** START SOURCE DATA **

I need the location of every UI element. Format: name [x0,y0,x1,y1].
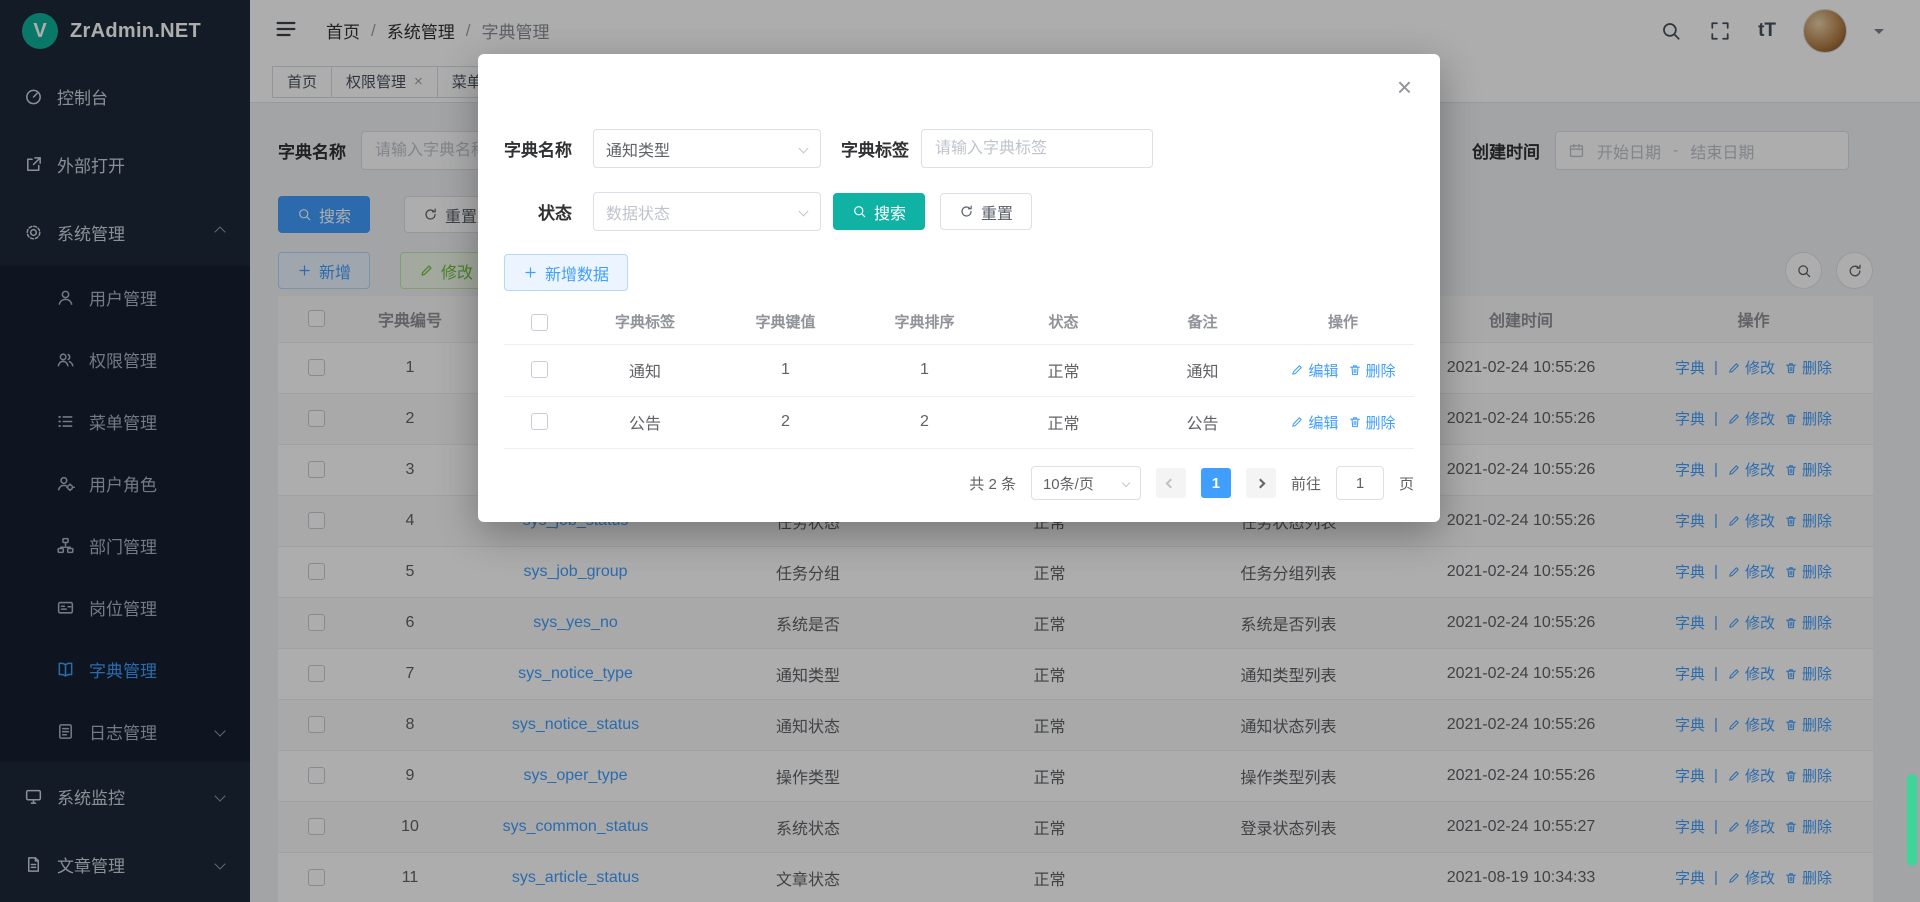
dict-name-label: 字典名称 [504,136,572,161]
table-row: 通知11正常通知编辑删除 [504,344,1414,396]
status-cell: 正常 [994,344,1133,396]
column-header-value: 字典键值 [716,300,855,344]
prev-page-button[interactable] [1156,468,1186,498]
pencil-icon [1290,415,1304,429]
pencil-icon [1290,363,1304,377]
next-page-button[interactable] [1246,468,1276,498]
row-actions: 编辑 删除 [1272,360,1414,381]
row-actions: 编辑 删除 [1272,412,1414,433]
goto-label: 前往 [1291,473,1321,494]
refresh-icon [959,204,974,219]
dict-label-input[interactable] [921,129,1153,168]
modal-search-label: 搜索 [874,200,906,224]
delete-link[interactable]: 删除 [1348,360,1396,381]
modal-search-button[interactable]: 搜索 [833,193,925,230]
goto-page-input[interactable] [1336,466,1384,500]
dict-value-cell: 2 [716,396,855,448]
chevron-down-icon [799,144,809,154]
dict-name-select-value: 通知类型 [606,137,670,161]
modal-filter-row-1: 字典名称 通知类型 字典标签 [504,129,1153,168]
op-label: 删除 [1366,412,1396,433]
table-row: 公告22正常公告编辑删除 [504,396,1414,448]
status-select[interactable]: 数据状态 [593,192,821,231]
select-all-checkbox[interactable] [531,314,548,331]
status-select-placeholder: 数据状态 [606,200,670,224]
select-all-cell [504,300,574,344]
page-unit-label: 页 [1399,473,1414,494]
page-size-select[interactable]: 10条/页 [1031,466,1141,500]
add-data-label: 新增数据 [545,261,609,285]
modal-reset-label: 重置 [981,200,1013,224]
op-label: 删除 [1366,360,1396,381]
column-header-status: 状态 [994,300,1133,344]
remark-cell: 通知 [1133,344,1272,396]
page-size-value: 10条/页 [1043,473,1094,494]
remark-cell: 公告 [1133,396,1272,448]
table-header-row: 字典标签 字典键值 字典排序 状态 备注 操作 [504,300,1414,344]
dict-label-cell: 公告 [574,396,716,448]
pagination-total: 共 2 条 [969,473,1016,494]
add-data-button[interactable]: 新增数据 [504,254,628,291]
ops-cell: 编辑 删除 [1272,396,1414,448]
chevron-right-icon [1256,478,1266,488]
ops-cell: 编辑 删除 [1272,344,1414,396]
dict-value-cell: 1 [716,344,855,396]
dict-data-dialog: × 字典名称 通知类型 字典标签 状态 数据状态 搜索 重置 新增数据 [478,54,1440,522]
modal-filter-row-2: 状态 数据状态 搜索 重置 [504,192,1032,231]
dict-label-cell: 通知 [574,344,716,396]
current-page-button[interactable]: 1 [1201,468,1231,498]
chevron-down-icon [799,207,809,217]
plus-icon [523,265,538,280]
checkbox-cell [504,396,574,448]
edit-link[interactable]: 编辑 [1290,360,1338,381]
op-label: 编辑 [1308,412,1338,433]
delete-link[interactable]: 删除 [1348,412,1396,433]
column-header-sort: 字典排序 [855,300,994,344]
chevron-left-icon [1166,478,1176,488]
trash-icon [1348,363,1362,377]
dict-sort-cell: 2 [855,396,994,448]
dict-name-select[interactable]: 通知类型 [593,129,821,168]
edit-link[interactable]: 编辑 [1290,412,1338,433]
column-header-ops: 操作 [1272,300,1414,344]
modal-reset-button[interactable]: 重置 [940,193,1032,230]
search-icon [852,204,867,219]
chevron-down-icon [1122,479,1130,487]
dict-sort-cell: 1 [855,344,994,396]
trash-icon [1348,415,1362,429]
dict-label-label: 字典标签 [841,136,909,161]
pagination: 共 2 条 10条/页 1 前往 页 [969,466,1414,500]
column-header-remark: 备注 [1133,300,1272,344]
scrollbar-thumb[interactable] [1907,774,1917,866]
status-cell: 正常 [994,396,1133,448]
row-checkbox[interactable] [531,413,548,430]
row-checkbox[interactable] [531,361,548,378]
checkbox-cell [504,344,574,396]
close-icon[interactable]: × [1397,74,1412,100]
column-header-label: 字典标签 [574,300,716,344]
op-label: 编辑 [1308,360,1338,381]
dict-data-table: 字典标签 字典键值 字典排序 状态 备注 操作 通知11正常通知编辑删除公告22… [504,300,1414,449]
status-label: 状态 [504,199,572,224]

** END SOURCE DATA **
** START SOURCE DATA **

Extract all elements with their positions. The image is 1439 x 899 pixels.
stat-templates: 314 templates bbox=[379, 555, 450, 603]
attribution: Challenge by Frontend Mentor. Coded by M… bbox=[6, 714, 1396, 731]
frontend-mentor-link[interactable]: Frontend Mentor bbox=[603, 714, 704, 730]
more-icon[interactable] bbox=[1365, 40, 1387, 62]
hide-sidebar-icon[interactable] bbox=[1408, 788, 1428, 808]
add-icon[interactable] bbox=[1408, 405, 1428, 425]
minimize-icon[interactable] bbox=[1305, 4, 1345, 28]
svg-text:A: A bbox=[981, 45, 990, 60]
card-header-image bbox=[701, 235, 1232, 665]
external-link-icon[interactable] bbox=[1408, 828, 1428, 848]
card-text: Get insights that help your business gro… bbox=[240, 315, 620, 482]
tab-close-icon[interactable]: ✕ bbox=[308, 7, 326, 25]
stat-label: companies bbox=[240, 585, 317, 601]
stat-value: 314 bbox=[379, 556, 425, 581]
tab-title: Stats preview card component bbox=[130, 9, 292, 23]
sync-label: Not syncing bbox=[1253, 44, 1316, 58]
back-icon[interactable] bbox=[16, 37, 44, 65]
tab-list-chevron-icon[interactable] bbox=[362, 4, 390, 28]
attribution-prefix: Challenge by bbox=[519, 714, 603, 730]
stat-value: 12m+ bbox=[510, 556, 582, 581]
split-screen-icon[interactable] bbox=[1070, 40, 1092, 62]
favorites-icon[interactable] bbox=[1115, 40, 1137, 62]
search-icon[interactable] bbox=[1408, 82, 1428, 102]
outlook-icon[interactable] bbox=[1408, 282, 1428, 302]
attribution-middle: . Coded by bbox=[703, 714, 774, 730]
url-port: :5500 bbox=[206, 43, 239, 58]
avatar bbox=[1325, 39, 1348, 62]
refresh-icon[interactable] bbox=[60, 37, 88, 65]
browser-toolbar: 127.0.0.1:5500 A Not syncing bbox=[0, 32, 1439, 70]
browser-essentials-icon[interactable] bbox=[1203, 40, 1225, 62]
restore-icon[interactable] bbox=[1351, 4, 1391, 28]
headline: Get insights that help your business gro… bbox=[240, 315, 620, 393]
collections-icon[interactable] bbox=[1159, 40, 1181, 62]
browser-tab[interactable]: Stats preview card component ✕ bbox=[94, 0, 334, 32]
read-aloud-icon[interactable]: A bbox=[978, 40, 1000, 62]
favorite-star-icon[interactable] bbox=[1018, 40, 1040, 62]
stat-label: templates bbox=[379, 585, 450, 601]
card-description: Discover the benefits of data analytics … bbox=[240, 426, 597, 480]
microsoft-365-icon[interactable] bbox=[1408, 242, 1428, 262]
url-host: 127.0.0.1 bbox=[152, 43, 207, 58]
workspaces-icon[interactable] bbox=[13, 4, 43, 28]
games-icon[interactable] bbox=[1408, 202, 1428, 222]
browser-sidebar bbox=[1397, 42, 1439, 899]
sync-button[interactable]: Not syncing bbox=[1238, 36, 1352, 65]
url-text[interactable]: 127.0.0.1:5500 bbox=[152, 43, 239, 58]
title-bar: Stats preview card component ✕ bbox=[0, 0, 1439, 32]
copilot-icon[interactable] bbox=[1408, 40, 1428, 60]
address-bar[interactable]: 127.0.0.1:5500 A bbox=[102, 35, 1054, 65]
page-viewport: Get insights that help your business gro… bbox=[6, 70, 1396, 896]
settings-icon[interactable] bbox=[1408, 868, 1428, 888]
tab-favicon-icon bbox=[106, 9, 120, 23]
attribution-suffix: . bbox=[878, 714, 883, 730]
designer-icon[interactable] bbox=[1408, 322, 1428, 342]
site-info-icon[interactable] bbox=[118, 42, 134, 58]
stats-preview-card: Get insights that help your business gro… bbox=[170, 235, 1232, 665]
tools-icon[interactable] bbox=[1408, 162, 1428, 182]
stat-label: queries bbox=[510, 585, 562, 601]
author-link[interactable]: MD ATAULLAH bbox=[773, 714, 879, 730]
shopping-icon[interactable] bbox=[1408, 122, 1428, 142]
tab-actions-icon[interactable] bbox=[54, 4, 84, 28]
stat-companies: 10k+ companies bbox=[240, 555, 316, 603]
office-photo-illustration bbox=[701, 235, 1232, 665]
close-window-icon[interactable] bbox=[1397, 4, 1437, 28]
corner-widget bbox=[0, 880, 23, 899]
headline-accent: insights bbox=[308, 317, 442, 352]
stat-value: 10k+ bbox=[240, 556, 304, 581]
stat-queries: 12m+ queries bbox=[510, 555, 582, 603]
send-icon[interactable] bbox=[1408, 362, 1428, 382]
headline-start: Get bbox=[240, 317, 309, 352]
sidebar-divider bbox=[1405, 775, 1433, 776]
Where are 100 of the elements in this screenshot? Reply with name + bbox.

** END SOURCE DATA **

**TASK GOAL:** Quote the entries from the line with "dict-name-label: 字典名称 [504,136,572,161]" to the line with "pencil-icon [1290,415,1304,429]", keeping every character unchanged.

**FINAL RESULT:**
dict-name-label: 字典名称 [504,136,572,161]
table-row: 通知11正常通知编辑删除 [504,344,1414,396]
status-cell: 正常 [994,344,1133,396]
column-header-value: 字典键值 [716,300,855,344]
prev-page-button[interactable] [1156,468,1186,498]
pencil-icon [1290,415,1304,429]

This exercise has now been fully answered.